SET PROBLEM => Pictures are not part of the copy; repeat everything else in the records exactly.

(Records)

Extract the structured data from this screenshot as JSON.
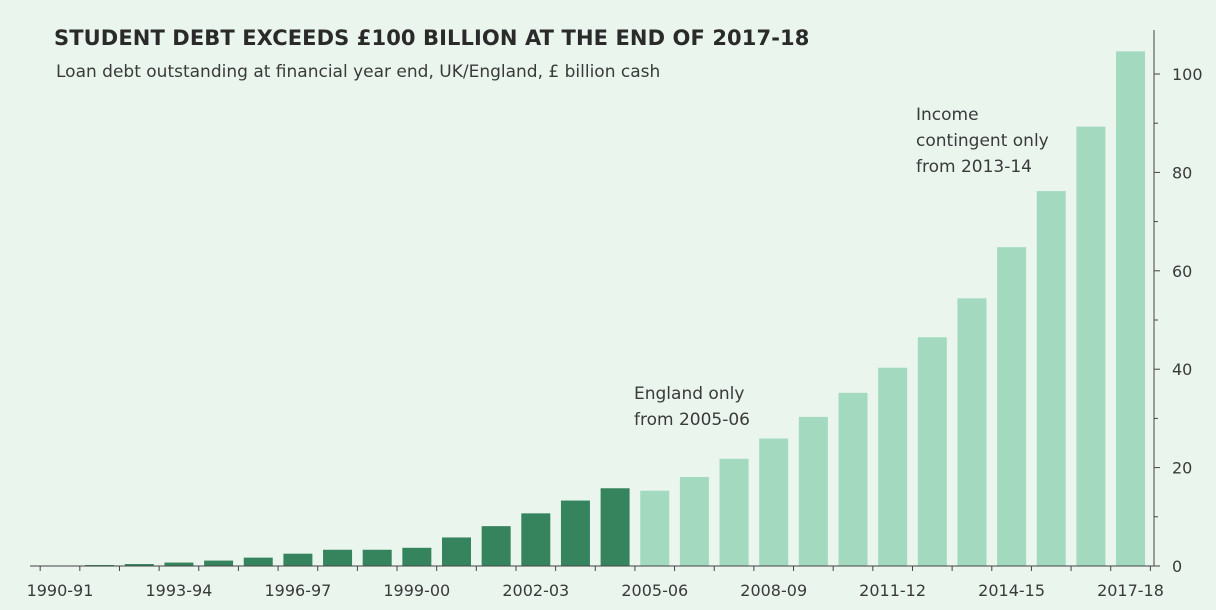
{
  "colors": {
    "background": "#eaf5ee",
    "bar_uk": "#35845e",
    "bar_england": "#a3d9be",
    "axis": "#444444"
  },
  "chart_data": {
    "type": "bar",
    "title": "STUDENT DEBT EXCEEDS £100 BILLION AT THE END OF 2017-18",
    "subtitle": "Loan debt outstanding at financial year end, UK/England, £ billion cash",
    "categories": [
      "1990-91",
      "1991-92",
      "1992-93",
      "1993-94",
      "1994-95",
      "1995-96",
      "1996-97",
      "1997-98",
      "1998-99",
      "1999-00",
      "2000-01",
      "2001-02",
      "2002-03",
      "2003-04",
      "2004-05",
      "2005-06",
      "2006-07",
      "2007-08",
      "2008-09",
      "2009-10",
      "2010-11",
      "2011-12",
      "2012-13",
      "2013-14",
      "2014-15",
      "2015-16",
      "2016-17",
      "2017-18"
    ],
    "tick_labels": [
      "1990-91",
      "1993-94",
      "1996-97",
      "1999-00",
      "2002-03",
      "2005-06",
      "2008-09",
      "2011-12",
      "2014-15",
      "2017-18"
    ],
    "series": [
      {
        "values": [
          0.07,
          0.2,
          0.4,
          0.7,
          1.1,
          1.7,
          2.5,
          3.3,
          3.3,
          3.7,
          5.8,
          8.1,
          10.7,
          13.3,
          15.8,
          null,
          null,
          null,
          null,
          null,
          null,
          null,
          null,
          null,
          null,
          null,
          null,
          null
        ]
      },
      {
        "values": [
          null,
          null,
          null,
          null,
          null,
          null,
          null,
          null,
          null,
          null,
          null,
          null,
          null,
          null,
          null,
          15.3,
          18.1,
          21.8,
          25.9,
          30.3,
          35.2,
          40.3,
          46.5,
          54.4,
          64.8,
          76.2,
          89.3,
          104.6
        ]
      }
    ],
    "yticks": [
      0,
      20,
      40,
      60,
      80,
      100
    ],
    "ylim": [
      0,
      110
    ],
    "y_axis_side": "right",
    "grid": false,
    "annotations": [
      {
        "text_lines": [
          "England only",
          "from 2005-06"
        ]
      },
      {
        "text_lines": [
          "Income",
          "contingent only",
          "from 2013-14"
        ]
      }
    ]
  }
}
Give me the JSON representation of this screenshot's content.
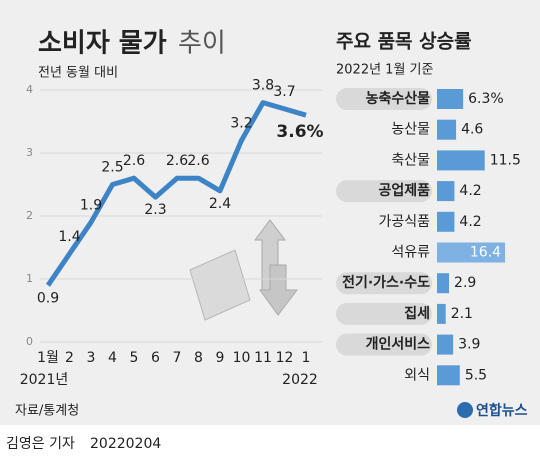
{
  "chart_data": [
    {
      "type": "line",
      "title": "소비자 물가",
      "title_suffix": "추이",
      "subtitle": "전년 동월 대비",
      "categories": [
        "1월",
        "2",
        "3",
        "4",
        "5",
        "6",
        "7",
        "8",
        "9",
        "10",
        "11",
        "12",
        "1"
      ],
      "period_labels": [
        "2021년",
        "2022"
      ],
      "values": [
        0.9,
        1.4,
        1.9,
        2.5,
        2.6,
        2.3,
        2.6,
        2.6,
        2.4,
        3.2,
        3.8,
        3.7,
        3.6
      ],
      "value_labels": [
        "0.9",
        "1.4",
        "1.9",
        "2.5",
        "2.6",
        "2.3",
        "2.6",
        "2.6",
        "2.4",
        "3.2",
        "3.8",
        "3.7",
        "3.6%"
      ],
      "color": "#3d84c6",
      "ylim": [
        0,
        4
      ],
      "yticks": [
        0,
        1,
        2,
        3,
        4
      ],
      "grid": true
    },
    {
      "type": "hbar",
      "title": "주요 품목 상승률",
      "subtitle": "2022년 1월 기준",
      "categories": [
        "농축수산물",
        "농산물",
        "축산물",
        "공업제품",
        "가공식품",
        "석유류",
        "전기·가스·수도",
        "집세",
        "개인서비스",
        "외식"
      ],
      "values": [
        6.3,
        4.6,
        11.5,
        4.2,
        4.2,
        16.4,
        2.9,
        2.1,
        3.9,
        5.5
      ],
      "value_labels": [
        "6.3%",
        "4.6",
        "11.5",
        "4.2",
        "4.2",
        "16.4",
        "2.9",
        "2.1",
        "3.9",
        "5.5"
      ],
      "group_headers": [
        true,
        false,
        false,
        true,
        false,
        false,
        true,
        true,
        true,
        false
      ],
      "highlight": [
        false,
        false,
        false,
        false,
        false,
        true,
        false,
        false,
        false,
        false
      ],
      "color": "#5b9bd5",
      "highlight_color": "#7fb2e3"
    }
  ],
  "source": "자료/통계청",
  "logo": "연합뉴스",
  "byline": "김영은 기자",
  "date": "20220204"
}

FINISHED EXERCISE =>
Extract the structured data from this screenshot as JSON.
{
  "colors": {
    "background": "#eaf5ee",
    "bar_uk": "#35845e",
    "bar_england": "#a3d9be",
    "axis": "#444444"
  },
  "chart_data": {
    "type": "bar",
    "title": "STUDENT DEBT EXCEEDS £100 BILLION AT THE END OF 2017-18",
    "subtitle": "Loan debt outstanding at financial year end, UK/England, £ billion cash",
    "categories": [
      "1990-91",
      "1991-92",
      "1992-93",
      "1993-94",
      "1994-95",
      "1995-96",
      "1996-97",
      "1997-98",
      "1998-99",
      "1999-00",
      "2000-01",
      "2001-02",
      "2002-03",
      "2003-04",
      "2004-05",
      "2005-06",
      "2006-07",
      "2007-08",
      "2008-09",
      "2009-10",
      "2010-11",
      "2011-12",
      "2012-13",
      "2013-14",
      "2014-15",
      "2015-16",
      "2016-17",
      "2017-18"
    ],
    "tick_labels": [
      "1990-91",
      "1993-94",
      "1996-97",
      "1999-00",
      "2002-03",
      "2005-06",
      "2008-09",
      "2011-12",
      "2014-15",
      "2017-18"
    ],
    "series": [
      {
        "values": [
          0.07,
          0.2,
          0.4,
          0.7,
          1.1,
          1.7,
          2.5,
          3.3,
          3.3,
          3.7,
          5.8,
          8.1,
          10.7,
          13.3,
          15.8,
          null,
          null,
          null,
          null,
          null,
          null,
          null,
          null,
          null,
          null,
          null,
          null,
          null
        ]
      },
      {
        "values": [
          null,
          null,
          null,
          null,
          null,
          null,
          null,
          null,
          null,
          null,
          null,
          null,
          null,
          null,
          null,
          15.3,
          18.1,
          21.8,
          25.9,
          30.3,
          35.2,
          40.3,
          46.5,
          54.4,
          64.8,
          76.2,
          89.3,
          104.6
        ]
      }
    ],
    "yticks": [
      0,
      20,
      40,
      60,
      80,
      100
    ],
    "ylim": [
      0,
      110
    ],
    "y_axis_side": "right",
    "grid": false,
    "annotations": [
      {
        "text_lines": [
          "England only",
          "from 2005-06"
        ]
      },
      {
        "text_lines": [
          "Income",
          "contingent only",
          "from 2013-14"
        ]
      }
    ]
  }
}
Give me the JSON representation of this screenshot's content.
{
  "chart_data": [
    {
      "type": "line",
      "title": "소비자 물가",
      "title_suffix": "추이",
      "subtitle": "전년 동월 대비",
      "categories": [
        "1월",
        "2",
        "3",
        "4",
        "5",
        "6",
        "7",
        "8",
        "9",
        "10",
        "11",
        "12",
        "1"
      ],
      "period_labels": [
        "2021년",
        "2022"
      ],
      "values": [
        0.9,
        1.4,
        1.9,
        2.5,
        2.6,
        2.3,
        2.6,
        2.6,
        2.4,
        3.2,
        3.8,
        3.7,
        3.6
      ],
      "value_labels": [
        "0.9",
        "1.4",
        "1.9",
        "2.5",
        "2.6",
        "2.3",
        "2.6",
        "2.6",
        "2.4",
        "3.2",
        "3.8",
        "3.7",
        "3.6%"
      ],
      "color": "#3d84c6",
      "ylim": [
        0,
        4
      ],
      "yticks": [
        0,
        1,
        2,
        3,
        4
      ],
      "grid": true
    },
    {
      "type": "hbar",
      "title": "주요 품목 상승률",
      "subtitle": "2022년 1월 기준",
      "categories": [
        "농축수산물",
        "농산물",
        "축산물",
        "공업제품",
        "가공식품",
        "석유류",
        "전기·가스·수도",
        "집세",
        "개인서비스",
        "외식"
      ],
      "values": [
        6.3,
        4.6,
        11.5,
        4.2,
        4.2,
        16.4,
        2.9,
        2.1,
        3.9,
        5.5
      ],
      "value_labels": [
        "6.3%",
        "4.6",
        "11.5",
        "4.2",
        "4.2",
        "16.4",
        "2.9",
        "2.1",
        "3.9",
        "5.5"
      ],
      "group_headers": [
        true,
        false,
        false,
        true,
        false,
        false,
        true,
        true,
        true,
        false
      ],
      "highlight": [
        false,
        false,
        false,
        false,
        false,
        true,
        false,
        false,
        false,
        false
      ],
      "color": "#5b9bd5",
      "highlight_color": "#7fb2e3"
    }
  ],
  "source": "자료/통계청",
  "logo": "연합뉴스",
  "byline": "김영은 기자",
  "date": "20220204"
}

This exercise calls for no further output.